» **Stored records**:

----------------

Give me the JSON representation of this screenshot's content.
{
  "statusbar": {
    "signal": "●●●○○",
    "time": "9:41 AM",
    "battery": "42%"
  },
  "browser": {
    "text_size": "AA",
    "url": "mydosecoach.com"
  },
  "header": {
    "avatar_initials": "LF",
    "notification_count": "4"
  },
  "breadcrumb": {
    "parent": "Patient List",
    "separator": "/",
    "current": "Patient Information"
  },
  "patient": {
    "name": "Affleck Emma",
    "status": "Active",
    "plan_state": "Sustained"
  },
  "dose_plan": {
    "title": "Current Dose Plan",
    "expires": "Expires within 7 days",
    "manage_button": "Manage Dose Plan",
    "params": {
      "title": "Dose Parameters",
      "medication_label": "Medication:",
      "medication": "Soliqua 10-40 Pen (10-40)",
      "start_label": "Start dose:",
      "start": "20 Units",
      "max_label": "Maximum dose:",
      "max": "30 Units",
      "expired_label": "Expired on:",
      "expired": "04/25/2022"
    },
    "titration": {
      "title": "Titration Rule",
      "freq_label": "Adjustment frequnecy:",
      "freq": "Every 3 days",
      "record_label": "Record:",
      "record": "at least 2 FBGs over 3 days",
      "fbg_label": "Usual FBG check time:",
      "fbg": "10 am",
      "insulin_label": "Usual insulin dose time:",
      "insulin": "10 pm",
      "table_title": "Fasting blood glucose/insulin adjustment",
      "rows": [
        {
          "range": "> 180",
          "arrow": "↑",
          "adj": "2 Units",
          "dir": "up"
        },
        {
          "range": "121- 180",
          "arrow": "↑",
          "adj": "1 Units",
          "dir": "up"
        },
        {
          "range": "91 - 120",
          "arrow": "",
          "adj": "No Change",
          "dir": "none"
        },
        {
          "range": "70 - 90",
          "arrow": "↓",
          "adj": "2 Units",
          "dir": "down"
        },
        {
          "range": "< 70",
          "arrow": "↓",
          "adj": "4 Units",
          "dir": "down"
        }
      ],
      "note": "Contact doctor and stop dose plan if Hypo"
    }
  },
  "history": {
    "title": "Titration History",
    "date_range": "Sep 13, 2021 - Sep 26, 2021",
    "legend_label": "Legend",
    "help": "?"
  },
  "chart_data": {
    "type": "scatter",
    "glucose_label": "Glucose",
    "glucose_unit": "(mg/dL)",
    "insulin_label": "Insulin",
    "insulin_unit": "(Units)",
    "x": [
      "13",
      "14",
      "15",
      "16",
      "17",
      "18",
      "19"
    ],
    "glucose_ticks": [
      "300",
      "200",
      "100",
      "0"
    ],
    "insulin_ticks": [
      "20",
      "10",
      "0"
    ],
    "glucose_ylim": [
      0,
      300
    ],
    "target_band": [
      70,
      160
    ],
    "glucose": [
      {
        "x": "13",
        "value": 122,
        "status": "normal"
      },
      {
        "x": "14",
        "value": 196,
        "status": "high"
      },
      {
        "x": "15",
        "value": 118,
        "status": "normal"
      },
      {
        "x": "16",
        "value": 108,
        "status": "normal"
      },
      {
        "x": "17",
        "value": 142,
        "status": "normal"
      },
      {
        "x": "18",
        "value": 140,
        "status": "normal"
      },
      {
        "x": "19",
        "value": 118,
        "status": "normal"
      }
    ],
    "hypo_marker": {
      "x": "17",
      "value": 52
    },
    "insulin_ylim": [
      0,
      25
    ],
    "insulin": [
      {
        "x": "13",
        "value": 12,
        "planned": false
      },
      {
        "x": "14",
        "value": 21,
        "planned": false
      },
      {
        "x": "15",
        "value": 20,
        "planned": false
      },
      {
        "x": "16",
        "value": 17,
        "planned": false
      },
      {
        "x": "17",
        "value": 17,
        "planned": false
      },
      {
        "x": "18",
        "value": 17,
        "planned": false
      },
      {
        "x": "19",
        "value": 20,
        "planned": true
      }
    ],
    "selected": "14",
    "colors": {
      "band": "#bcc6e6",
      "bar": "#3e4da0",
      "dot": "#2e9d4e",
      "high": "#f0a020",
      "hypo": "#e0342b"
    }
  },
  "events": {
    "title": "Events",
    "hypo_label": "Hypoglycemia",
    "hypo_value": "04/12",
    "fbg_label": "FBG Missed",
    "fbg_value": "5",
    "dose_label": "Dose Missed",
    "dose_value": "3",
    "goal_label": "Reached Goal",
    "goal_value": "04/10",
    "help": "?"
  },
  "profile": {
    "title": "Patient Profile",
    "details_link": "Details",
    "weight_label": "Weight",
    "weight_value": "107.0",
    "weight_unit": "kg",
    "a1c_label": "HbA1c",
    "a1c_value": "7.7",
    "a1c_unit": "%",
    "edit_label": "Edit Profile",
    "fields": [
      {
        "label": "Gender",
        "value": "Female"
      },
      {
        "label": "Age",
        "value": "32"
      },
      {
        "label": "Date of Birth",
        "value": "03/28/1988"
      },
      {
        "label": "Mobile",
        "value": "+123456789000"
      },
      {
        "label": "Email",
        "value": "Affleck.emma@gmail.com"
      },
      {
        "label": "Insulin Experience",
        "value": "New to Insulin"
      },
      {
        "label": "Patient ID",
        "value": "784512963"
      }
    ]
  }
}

----------------

» **Written problem**: Would you copy out each line exactly as written?

» **Final result**:
Give me the JSON representation of this screenshot's content.
{
  "statusbar": {
    "signal": "●●●○○",
    "time": "9:41 AM",
    "battery": "42%"
  },
  "browser": {
    "text_size": "AA",
    "url": "mydosecoach.com"
  },
  "header": {
    "avatar_initials": "LF",
    "notification_count": "4"
  },
  "breadcrumb": {
    "parent": "Patient List",
    "separator": "/",
    "current": "Patient Information"
  },
  "patient": {
    "name": "Affleck Emma",
    "status": "Active",
    "plan_state": "Sustained"
  },
  "dose_plan": {
    "title": "Current Dose Plan",
    "expires": "Expires within 7 days",
    "manage_button": "Manage Dose Plan",
    "params": {
      "title": "Dose Parameters",
      "medication_label": "Medication:",
      "medication": "Soliqua 10-40 Pen (10-40)",
      "start_label": "Start dose:",
      "start": "20 Units",
      "max_label": "Maximum dose:",
      "max": "30 Units",
      "expired_label": "Expired on:",
      "expired": "04/25/2022"
    },
    "titration": {
      "title": "Titration Rule",
      "freq_label": "Adjustment frequnecy:",
      "freq": "Every 3 days",
      "record_label": "Record:",
      "record": "at least 2 FBGs over 3 days",
      "fbg_label": "Usual FBG check time:",
      "fbg": "10 am",
      "insulin_label": "Usual insulin dose time:",
      "insulin": "10 pm",
      "table_title": "Fasting blood glucose/insulin adjustment",
      "rows": [
        {
          "range": "> 180",
          "arrow": "↑",
          "adj": "2 Units",
          "dir": "up"
        },
        {
          "range": "121- 180",
          "arrow": "↑",
          "adj": "1 Units",
          "dir": "up"
        },
        {
          "range": "91 - 120",
          "arrow": "",
          "adj": "No Change",
          "dir": "none"
        },
        {
          "range": "70 - 90",
          "arrow": "↓",
          "adj": "2 Units",
          "dir": "down"
        },
        {
          "range": "< 70",
          "arrow": "↓",
          "adj": "4 Units",
          "dir": "down"
        }
      ],
      "note": "Contact doctor and stop dose plan if Hypo"
    }
  },
  "history": {
    "title": "Titration History",
    "date_range": "Sep 13, 2021 - Sep 26, 2021",
    "legend_label": "Legend",
    "help": "?"
  },
  "chart_data": {
    "type": "scatter",
    "glucose_label": "Glucose",
    "glucose_unit": "(mg/dL)",
    "insulin_label": "Insulin",
    "insulin_unit": "(Units)",
    "x": [
      "13",
      "14",
      "15",
      "16",
      "17",
      "18",
      "19"
    ],
    "glucose_ticks": [
      "300",
      "200",
      "100",
      "0"
    ],
    "insulin_ticks": [
      "20",
      "10",
      "0"
    ],
    "glucose_ylim": [
      0,
      300
    ],
    "target_band": [
      70,
      160
    ],
    "glucose": [
      {
        "x": "13",
        "value": 122,
        "status": "normal"
      },
      {
        "x": "14",
        "value": 196,
        "status": "high"
      },
      {
        "x": "15",
        "value": 118,
        "status": "normal"
      },
      {
        "x": "16",
        "value": 108,
        "status": "normal"
      },
      {
        "x": "17",
        "value": 142,
        "status": "normal"
      },
      {
        "x": "18",
        "value": 140,
        "status": "normal"
      },
      {
        "x": "19",
        "value": 118,
        "status": "normal"
      }
    ],
    "hypo_marker": {
      "x": "17",
      "value": 52
    },
    "insulin_ylim": [
      0,
      25
    ],
    "insulin": [
      {
        "x": "13",
        "value": 12,
        "planned": false
      },
      {
        "x": "14",
        "value": 21,
        "planned": false
      },
      {
        "x": "15",
        "value": 20,
        "planned": false
      },
      {
        "x": "16",
        "value": 17,
        "planned": false
      },
      {
        "x": "17",
        "value": 17,
        "planned": false
      },
      {
        "x": "18",
        "value": 17,
        "planned": false
      },
      {
        "x": "19",
        "value": 20,
        "planned": true
      }
    ],
    "selected": "14",
    "colors": {
      "band": "#bcc6e6",
      "bar": "#3e4da0",
      "dot": "#2e9d4e",
      "high": "#f0a020",
      "hypo": "#e0342b"
    }
  },
  "events": {
    "title": "Events",
    "hypo_label": "Hypoglycemia",
    "hypo_value": "04/12",
    "fbg_label": "FBG Missed",
    "fbg_value": "5",
    "dose_label": "Dose Missed",
    "dose_value": "3",
    "goal_label": "Reached Goal",
    "goal_value": "04/10",
    "help": "?"
  },
  "profile": {
    "title": "Patient Profile",
    "details_link": "Details",
    "weight_label": "Weight",
    "weight_value": "107.0",
    "weight_unit": "kg",
    "a1c_label": "HbA1c",
    "a1c_value": "7.7",
    "a1c_unit": "%",
    "edit_label": "Edit Profile",
    "fields": [
      {
        "label": "Gender",
        "value": "Female"
      },
      {
        "label": "Age",
        "value": "32"
      },
      {
        "label": "Date of Birth",
        "value": "03/28/1988"
      },
      {
        "label": "Mobile",
        "value": "+123456789000"
      },
      {
        "label": "Email",
        "value": "Affleck.emma@gmail.com"
      },
      {
        "label": "Insulin Experience",
        "value": "New to Insulin"
      },
      {
        "label": "Patient ID",
        "value": "784512963"
      }
    ]
  }
}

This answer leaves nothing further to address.